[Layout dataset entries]
************
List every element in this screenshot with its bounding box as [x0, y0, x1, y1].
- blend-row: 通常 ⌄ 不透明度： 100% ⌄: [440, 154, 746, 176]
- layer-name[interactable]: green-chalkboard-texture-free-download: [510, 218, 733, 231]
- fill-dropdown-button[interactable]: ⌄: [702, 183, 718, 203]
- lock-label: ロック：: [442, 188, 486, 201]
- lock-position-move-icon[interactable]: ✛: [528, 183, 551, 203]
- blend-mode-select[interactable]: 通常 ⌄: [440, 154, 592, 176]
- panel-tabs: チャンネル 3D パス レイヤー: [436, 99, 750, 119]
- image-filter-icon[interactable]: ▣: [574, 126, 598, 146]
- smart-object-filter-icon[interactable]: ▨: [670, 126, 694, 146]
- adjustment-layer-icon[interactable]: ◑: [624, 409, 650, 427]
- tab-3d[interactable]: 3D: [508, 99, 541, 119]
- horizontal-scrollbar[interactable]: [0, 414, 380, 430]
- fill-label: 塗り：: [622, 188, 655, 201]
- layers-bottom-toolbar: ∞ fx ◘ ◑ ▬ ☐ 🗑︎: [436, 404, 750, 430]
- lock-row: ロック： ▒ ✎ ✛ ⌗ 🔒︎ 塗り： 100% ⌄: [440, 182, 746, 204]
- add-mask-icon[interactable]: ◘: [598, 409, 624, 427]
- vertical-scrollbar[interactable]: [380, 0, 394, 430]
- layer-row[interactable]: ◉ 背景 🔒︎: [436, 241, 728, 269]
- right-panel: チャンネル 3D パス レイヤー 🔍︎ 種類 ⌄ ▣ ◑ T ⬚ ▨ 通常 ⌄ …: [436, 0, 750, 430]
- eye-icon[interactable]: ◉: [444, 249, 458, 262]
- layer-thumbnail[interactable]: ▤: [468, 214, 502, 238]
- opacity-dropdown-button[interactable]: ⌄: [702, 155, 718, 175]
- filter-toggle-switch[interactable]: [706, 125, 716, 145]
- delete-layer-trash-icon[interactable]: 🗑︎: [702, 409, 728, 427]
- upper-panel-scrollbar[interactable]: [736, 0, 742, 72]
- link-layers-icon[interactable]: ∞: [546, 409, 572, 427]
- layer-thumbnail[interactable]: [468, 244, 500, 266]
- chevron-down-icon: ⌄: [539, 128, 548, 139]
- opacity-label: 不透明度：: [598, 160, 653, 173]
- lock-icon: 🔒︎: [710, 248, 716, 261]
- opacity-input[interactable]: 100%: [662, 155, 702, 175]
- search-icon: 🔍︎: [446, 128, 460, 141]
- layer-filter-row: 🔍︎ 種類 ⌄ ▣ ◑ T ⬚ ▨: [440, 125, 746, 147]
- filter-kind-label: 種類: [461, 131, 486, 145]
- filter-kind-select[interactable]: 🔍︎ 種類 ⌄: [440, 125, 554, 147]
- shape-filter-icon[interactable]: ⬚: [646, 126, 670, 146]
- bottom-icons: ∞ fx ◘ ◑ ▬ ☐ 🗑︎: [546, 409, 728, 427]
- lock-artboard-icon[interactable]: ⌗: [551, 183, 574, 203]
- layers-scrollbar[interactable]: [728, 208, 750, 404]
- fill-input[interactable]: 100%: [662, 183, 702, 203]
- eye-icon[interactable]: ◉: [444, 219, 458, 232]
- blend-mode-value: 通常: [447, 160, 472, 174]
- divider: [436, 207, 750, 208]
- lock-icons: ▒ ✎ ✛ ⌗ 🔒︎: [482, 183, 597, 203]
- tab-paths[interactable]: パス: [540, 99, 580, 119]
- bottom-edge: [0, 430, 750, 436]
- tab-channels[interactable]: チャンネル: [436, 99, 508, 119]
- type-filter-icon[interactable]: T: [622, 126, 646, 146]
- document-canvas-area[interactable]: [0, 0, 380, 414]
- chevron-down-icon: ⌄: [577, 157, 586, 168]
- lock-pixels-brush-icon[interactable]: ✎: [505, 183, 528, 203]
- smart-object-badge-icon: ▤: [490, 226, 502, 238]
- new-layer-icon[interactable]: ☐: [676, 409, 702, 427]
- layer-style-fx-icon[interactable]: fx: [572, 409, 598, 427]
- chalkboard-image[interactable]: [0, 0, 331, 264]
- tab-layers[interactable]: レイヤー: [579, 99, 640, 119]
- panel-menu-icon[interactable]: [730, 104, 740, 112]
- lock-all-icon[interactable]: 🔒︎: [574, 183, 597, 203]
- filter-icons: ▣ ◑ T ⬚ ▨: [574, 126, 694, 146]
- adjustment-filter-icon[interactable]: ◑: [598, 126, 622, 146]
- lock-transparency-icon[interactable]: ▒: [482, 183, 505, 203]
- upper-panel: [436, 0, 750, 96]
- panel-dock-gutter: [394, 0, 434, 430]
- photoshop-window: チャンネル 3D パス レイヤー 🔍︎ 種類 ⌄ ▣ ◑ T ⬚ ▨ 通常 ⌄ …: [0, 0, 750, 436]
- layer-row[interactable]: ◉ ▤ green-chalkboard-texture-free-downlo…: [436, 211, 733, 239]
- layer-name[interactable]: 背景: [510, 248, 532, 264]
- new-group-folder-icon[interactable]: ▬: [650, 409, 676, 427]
************
Copy out the lines above without changing anything.

List every element in this screenshot with its bounding box as [x0, y0, x1, y1].
- blend-row: 通常 ⌄ 不透明度： 100% ⌄: [440, 154, 746, 176]
- layer-name[interactable]: green-chalkboard-texture-free-download: [510, 218, 733, 231]
- fill-dropdown-button[interactable]: ⌄: [702, 183, 718, 203]
- lock-label: ロック：: [442, 188, 486, 201]
- lock-position-move-icon[interactable]: ✛: [528, 183, 551, 203]
- blend-mode-select[interactable]: 通常 ⌄: [440, 154, 592, 176]
- panel-tabs: チャンネル 3D パス レイヤー: [436, 99, 750, 119]
- image-filter-icon[interactable]: ▣: [574, 126, 598, 146]
- smart-object-filter-icon[interactable]: ▨: [670, 126, 694, 146]
- adjustment-layer-icon[interactable]: ◑: [624, 409, 650, 427]
- tab-3d[interactable]: 3D: [508, 99, 541, 119]
- horizontal-scrollbar[interactable]: [0, 414, 380, 430]
- fill-label: 塗り：: [622, 188, 655, 201]
- layers-bottom-toolbar: ∞ fx ◘ ◑ ▬ ☐ 🗑︎: [436, 404, 750, 430]
- lock-row: ロック： ▒ ✎ ✛ ⌗ 🔒︎ 塗り： 100% ⌄: [440, 182, 746, 204]
- add-mask-icon[interactable]: ◘: [598, 409, 624, 427]
- vertical-scrollbar[interactable]: [380, 0, 394, 430]
- layer-row[interactable]: ◉ 背景 🔒︎: [436, 241, 728, 269]
- right-panel: チャンネル 3D パス レイヤー 🔍︎ 種類 ⌄ ▣ ◑ T ⬚ ▨ 通常 ⌄ …: [436, 0, 750, 430]
- eye-icon[interactable]: ◉: [444, 249, 458, 262]
- layer-thumbnail[interactable]: ▤: [468, 214, 502, 238]
- opacity-dropdown-button[interactable]: ⌄: [702, 155, 718, 175]
- filter-toggle-switch[interactable]: [706, 125, 716, 145]
- delete-layer-trash-icon[interactable]: 🗑︎: [702, 409, 728, 427]
- upper-panel-scrollbar[interactable]: [736, 0, 742, 72]
- link-layers-icon[interactable]: ∞: [546, 409, 572, 427]
- layer-thumbnail[interactable]: [468, 244, 500, 266]
- chevron-down-icon: ⌄: [539, 128, 548, 139]
- opacity-label: 不透明度：: [598, 160, 653, 173]
- lock-icon: 🔒︎: [710, 248, 716, 261]
- opacity-input[interactable]: 100%: [662, 155, 702, 175]
- search-icon: 🔍︎: [446, 128, 460, 141]
- layer-filter-row: 🔍︎ 種類 ⌄ ▣ ◑ T ⬚ ▨: [440, 125, 746, 147]
- filter-kind-label: 種類: [461, 131, 486, 145]
- filter-kind-select[interactable]: 🔍︎ 種類 ⌄: [440, 125, 554, 147]
- shape-filter-icon[interactable]: ⬚: [646, 126, 670, 146]
- bottom-icons: ∞ fx ◘ ◑ ▬ ☐ 🗑︎: [546, 409, 728, 427]
- lock-artboard-icon[interactable]: ⌗: [551, 183, 574, 203]
- layers-scrollbar[interactable]: [728, 208, 750, 404]
- fill-input[interactable]: 100%: [662, 183, 702, 203]
- eye-icon[interactable]: ◉: [444, 219, 458, 232]
- blend-mode-value: 通常: [447, 160, 472, 174]
- divider: [436, 207, 750, 208]
- lock-icons: ▒ ✎ ✛ ⌗ 🔒︎: [482, 183, 597, 203]
- tab-paths[interactable]: パス: [540, 99, 580, 119]
- bottom-edge: [0, 430, 750, 436]
- tab-channels[interactable]: チャンネル: [436, 99, 508, 119]
- type-filter-icon[interactable]: T: [622, 126, 646, 146]
- document-canvas-area[interactable]: [0, 0, 380, 414]
- chevron-down-icon: ⌄: [577, 157, 586, 168]
- lock-pixels-brush-icon[interactable]: ✎: [505, 183, 528, 203]
- smart-object-badge-icon: ▤: [490, 226, 502, 238]
- new-layer-icon[interactable]: ☐: [676, 409, 702, 427]
- layer-style-fx-icon[interactable]: fx: [572, 409, 598, 427]
- chalkboard-image[interactable]: [0, 0, 331, 264]
- tab-layers[interactable]: レイヤー: [579, 99, 640, 119]
- panel-menu-icon[interactable]: [730, 104, 740, 112]
- lock-all-icon[interactable]: 🔒︎: [574, 183, 597, 203]
- filter-icons: ▣ ◑ T ⬚ ▨: [574, 126, 694, 146]
- adjustment-filter-icon[interactable]: ◑: [598, 126, 622, 146]
- lock-transparency-icon[interactable]: ▒: [482, 183, 505, 203]
- upper-panel: [436, 0, 750, 96]
- panel-dock-gutter: [394, 0, 434, 430]
- photoshop-window: チャンネル 3D パス レイヤー 🔍︎ 種類 ⌄ ▣ ◑ T ⬚ ▨ 通常 ⌄ …: [0, 0, 750, 436]
- layer-row[interactable]: ◉ ▤ green-chalkboard-texture-free-downlo…: [436, 211, 733, 239]
- layer-name[interactable]: 背景: [510, 248, 532, 264]
- new-group-folder-icon[interactable]: ▬: [650, 409, 676, 427]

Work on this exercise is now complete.